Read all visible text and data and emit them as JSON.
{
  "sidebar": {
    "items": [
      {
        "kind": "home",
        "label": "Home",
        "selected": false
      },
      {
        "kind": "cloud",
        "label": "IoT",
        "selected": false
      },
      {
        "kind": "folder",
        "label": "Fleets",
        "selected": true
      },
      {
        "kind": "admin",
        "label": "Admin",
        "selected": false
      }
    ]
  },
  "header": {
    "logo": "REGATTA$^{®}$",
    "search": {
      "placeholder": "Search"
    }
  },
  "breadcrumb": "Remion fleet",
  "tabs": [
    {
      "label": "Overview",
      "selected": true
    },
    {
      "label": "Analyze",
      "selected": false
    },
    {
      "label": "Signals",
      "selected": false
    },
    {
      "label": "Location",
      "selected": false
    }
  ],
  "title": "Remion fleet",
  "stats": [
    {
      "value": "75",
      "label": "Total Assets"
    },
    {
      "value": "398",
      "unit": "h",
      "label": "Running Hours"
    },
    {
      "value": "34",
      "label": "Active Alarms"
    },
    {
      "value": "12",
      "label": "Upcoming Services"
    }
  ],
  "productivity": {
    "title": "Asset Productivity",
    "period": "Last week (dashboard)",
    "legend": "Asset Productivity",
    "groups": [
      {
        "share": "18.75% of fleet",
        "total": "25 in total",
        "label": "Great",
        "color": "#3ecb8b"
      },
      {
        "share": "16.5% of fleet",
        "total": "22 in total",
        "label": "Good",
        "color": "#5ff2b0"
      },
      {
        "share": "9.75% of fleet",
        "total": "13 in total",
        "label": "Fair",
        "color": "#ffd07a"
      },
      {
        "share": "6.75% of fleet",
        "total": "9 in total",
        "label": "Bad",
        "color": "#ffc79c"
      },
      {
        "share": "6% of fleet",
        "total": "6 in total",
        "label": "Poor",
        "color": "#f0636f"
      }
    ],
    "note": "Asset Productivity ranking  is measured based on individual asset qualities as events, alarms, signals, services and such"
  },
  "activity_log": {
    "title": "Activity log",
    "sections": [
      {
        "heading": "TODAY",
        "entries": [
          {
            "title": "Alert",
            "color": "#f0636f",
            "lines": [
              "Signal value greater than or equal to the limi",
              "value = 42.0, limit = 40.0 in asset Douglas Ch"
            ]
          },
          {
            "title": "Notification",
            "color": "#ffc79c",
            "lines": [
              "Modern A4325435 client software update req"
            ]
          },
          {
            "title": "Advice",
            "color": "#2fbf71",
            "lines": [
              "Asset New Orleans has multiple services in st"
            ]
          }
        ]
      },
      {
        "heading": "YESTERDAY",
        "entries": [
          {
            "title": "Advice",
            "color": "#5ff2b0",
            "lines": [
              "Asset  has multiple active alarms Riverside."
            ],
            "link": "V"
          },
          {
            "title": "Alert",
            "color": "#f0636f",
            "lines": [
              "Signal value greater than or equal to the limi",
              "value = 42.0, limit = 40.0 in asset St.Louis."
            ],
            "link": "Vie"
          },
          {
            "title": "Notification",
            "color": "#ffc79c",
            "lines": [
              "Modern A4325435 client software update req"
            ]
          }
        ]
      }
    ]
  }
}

## Task statement:
Give back all the records exactly as they stand.

## Solution to the exercise:
Read all visible text and data and emit them as JSON.
{
  "sidebar": {
    "items": [
      {
        "kind": "home",
        "label": "Home",
        "selected": false
      },
      {
        "kind": "cloud",
        "label": "IoT",
        "selected": false
      },
      {
        "kind": "folder",
        "label": "Fleets",
        "selected": true
      },
      {
        "kind": "admin",
        "label": "Admin",
        "selected": false
      }
    ]
  },
  "header": {
    "logo": "REGATTA$^{®}$",
    "search": {
      "placeholder": "Search"
    }
  },
  "breadcrumb": "Remion fleet",
  "tabs": [
    {
      "label": "Overview",
      "selected": true
    },
    {
      "label": "Analyze",
      "selected": false
    },
    {
      "label": "Signals",
      "selected": false
    },
    {
      "label": "Location",
      "selected": false
    }
  ],
  "title": "Remion fleet",
  "stats": [
    {
      "value": "75",
      "label": "Total Assets"
    },
    {
      "value": "398",
      "unit": "h",
      "label": "Running Hours"
    },
    {
      "value": "34",
      "label": "Active Alarms"
    },
    {
      "value": "12",
      "label": "Upcoming Services"
    }
  ],
  "productivity": {
    "title": "Asset Productivity",
    "period": "Last week (dashboard)",
    "legend": "Asset Productivity",
    "groups": [
      {
        "share": "18.75% of fleet",
        "total": "25 in total",
        "label": "Great",
        "color": "#3ecb8b"
      },
      {
        "share": "16.5% of fleet",
        "total": "22 in total",
        "label": "Good",
        "color": "#5ff2b0"
      },
      {
        "share": "9.75% of fleet",
        "total": "13 in total",
        "label": "Fair",
        "color": "#ffd07a"
      },
      {
        "share": "6.75% of fleet",
        "total": "9 in total",
        "label": "Bad",
        "color": "#ffc79c"
      },
      {
        "share": "6% of fleet",
        "total": "6 in total",
        "label": "Poor",
        "color": "#f0636f"
      }
    ],
    "note": "Asset Productivity ranking  is measured based on individual asset qualities as events, alarms, signals, services and such"
  },
  "activity_log": {
    "title": "Activity log",
    "sections": [
      {
        "heading": "TODAY",
        "entries": [
          {
            "title": "Alert",
            "color": "#f0636f",
            "lines": [
              "Signal value greater than or equal to the limi",
              "value = 42.0, limit = 40.0 in asset Douglas Ch"
            ]
          },
          {
            "title": "Notification",
            "color": "#ffc79c",
            "lines": [
              "Modern A4325435 client software update req"
            ]
          },
          {
            "title": "Advice",
            "color": "#2fbf71",
            "lines": [
              "Asset New Orleans has multiple services in st"
            ]
          }
        ]
      },
      {
        "heading": "YESTERDAY",
        "entries": [
          {
            "title": "Advice",
            "color": "#5ff2b0",
            "lines": [
              "Asset  has multiple active alarms Riverside."
            ],
            "link": "V"
          },
          {
            "title": "Alert",
            "color": "#f0636f",
            "lines": [
              "Signal value greater than or equal to the limi",
              "value = 42.0, limit = 40.0 in asset St.Louis."
            ],
            "link": "Vie"
          },
          {
            "title": "Notification",
            "color": "#ffc79c",
            "lines": [
              "Modern A4325435 client software update req"
            ]
          }
        ]
      }
    ]
  }
}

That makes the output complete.